Your instructions
Your task is to copy every record exactly.

[Stored data]
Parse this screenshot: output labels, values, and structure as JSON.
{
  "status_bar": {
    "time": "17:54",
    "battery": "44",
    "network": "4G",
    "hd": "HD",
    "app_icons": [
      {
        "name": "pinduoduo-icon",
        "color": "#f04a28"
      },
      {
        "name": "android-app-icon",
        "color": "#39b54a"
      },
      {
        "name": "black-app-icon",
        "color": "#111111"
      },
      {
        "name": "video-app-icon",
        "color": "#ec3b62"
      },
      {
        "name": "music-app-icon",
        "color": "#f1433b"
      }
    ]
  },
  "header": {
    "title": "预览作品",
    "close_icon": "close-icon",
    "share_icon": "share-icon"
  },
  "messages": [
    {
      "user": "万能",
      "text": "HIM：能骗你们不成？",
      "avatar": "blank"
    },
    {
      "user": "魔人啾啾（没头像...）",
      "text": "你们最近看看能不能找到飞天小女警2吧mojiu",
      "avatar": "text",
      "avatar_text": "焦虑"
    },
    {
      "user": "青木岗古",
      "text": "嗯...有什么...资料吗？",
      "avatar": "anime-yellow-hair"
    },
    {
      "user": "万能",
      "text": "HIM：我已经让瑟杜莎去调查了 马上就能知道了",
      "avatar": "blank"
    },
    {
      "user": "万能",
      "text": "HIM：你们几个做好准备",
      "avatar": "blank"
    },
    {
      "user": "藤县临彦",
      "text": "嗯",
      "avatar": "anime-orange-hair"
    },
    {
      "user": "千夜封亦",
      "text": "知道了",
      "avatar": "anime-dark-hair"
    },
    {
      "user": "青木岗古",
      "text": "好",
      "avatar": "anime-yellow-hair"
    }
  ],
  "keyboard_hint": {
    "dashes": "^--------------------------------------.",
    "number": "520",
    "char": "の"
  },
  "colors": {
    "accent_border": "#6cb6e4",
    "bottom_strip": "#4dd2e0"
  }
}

Solution
Parse this screenshot: output labels, values, and structure as JSON.
{
  "status_bar": {
    "time": "17:54",
    "battery": "44",
    "network": "4G",
    "hd": "HD",
    "app_icons": [
      {
        "name": "pinduoduo-icon",
        "color": "#f04a28"
      },
      {
        "name": "android-app-icon",
        "color": "#39b54a"
      },
      {
        "name": "black-app-icon",
        "color": "#111111"
      },
      {
        "name": "video-app-icon",
        "color": "#ec3b62"
      },
      {
        "name": "music-app-icon",
        "color": "#f1433b"
      }
    ]
  },
  "header": {
    "title": "预览作品",
    "close_icon": "close-icon",
    "share_icon": "share-icon"
  },
  "messages": [
    {
      "user": "万能",
      "text": "HIM：能骗你们不成？",
      "avatar": "blank"
    },
    {
      "user": "魔人啾啾（没头像...）",
      "text": "你们最近看看能不能找到飞天小女警2吧mojiu",
      "avatar": "text",
      "avatar_text": "焦虑"
    },
    {
      "user": "青木岗古",
      "text": "嗯...有什么...资料吗？",
      "avatar": "anime-yellow-hair"
    },
    {
      "user": "万能",
      "text": "HIM：我已经让瑟杜莎去调查了 马上就能知道了",
      "avatar": "blank"
    },
    {
      "user": "万能",
      "text": "HIM：你们几个做好准备",
      "avatar": "blank"
    },
    {
      "user": "藤县临彦",
      "text": "嗯",
      "avatar": "anime-orange-hair"
    },
    {
      "user": "千夜封亦",
      "text": "知道了",
      "avatar": "anime-dark-hair"
    },
    {
      "user": "青木岗古",
      "text": "好",
      "avatar": "anime-yellow-hair"
    }
  ],
  "keyboard_hint": {
    "dashes": "^--------------------------------------.",
    "number": "520",
    "char": "の"
  },
  "colors": {
    "accent_border": "#6cb6e4",
    "bottom_strip": "#4dd2e0"
  }
}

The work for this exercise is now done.